■ WHAT IS ASKED: Check each line for the word "template" and give how many have it. Say nothing else.

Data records
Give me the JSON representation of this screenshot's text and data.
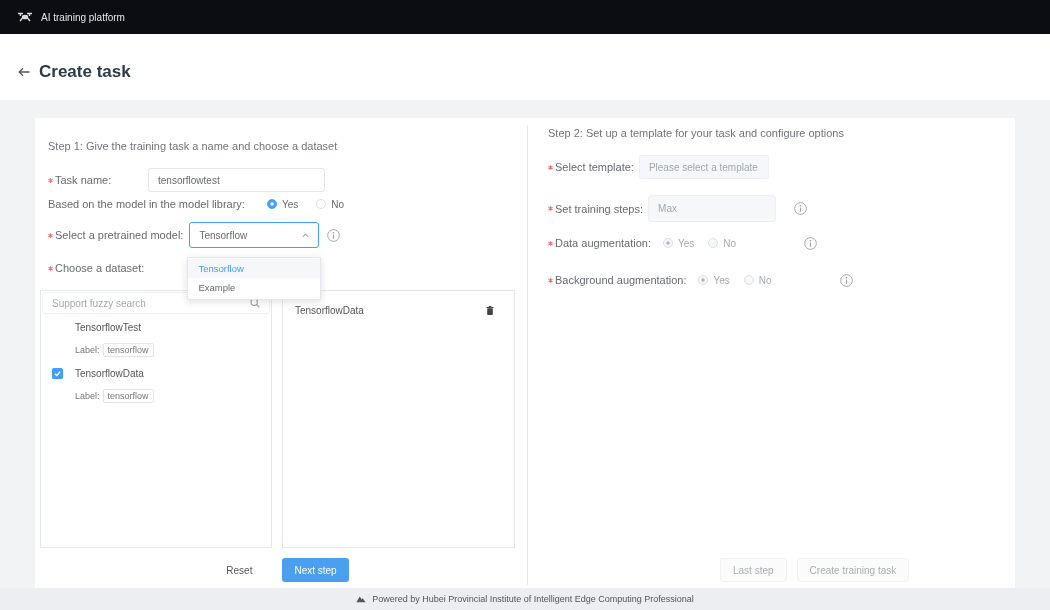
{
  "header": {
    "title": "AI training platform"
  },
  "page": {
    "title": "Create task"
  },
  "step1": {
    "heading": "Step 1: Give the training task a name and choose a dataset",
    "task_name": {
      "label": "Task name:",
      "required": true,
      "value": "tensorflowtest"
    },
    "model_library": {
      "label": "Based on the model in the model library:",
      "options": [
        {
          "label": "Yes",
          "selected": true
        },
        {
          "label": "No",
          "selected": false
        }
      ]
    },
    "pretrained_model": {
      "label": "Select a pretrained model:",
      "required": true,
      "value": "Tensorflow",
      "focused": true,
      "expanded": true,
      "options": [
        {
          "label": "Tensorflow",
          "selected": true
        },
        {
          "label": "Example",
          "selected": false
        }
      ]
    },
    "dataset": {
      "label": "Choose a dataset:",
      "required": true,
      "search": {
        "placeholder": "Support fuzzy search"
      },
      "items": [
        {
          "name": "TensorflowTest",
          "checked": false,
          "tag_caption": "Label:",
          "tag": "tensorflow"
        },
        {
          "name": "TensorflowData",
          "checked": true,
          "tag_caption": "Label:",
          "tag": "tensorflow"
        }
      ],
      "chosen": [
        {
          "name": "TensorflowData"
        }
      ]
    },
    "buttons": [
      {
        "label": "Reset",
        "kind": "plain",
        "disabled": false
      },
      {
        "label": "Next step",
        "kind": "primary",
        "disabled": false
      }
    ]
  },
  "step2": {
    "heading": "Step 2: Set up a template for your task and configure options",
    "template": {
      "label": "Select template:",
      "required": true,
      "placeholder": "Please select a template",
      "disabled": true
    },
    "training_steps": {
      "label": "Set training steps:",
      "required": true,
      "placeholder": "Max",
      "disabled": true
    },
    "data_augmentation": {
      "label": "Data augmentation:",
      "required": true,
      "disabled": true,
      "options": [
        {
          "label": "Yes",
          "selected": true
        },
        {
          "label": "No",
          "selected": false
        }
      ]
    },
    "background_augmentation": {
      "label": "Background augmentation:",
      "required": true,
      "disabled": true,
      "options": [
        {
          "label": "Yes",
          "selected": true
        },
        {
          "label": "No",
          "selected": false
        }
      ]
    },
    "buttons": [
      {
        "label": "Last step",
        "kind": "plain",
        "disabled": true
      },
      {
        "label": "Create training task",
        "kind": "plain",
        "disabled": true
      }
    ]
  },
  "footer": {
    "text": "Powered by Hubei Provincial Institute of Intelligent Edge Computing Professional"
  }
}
* * *
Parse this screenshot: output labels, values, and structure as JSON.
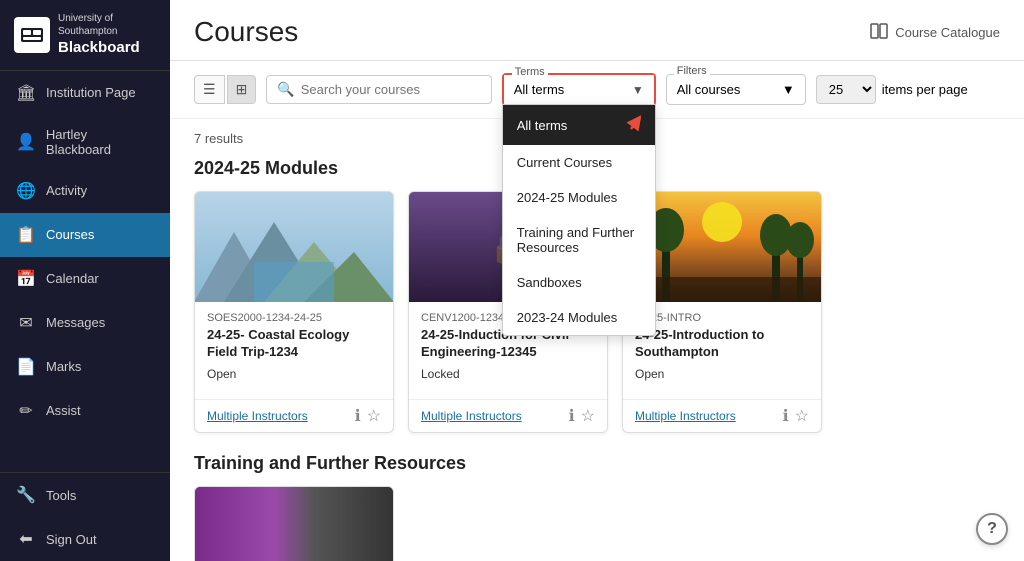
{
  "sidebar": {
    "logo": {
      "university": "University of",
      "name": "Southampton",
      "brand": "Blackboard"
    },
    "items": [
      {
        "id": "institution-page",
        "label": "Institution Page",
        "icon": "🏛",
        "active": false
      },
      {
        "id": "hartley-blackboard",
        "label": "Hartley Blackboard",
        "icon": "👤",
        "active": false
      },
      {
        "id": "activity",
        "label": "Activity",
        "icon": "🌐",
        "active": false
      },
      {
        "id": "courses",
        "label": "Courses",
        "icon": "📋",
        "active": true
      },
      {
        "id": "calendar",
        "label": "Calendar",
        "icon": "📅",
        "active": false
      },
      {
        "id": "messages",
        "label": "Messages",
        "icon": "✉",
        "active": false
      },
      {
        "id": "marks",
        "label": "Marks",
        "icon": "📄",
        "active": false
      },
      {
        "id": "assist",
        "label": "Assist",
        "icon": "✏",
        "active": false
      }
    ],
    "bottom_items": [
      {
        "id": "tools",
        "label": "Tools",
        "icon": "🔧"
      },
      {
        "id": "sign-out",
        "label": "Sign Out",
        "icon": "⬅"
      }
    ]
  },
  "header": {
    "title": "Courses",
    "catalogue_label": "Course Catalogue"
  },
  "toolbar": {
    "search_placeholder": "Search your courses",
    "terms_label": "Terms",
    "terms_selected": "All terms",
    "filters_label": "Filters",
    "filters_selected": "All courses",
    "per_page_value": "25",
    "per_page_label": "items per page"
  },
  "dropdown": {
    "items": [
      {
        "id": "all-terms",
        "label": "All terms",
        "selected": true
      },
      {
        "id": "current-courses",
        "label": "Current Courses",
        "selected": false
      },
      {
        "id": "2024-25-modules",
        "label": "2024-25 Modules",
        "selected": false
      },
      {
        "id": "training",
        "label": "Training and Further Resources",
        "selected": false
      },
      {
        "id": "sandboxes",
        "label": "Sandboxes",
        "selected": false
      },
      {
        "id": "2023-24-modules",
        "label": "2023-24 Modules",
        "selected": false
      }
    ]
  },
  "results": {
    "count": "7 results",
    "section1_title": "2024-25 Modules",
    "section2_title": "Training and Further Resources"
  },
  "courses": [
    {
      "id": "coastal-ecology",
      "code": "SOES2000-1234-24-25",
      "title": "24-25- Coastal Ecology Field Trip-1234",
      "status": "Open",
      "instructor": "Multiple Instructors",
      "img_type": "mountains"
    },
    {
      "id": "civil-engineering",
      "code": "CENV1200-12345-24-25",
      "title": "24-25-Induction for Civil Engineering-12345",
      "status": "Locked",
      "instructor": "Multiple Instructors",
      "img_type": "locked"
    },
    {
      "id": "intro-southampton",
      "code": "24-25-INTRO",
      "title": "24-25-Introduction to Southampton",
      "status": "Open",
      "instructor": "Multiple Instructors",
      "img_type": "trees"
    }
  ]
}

■ TASK SOLUTION: 4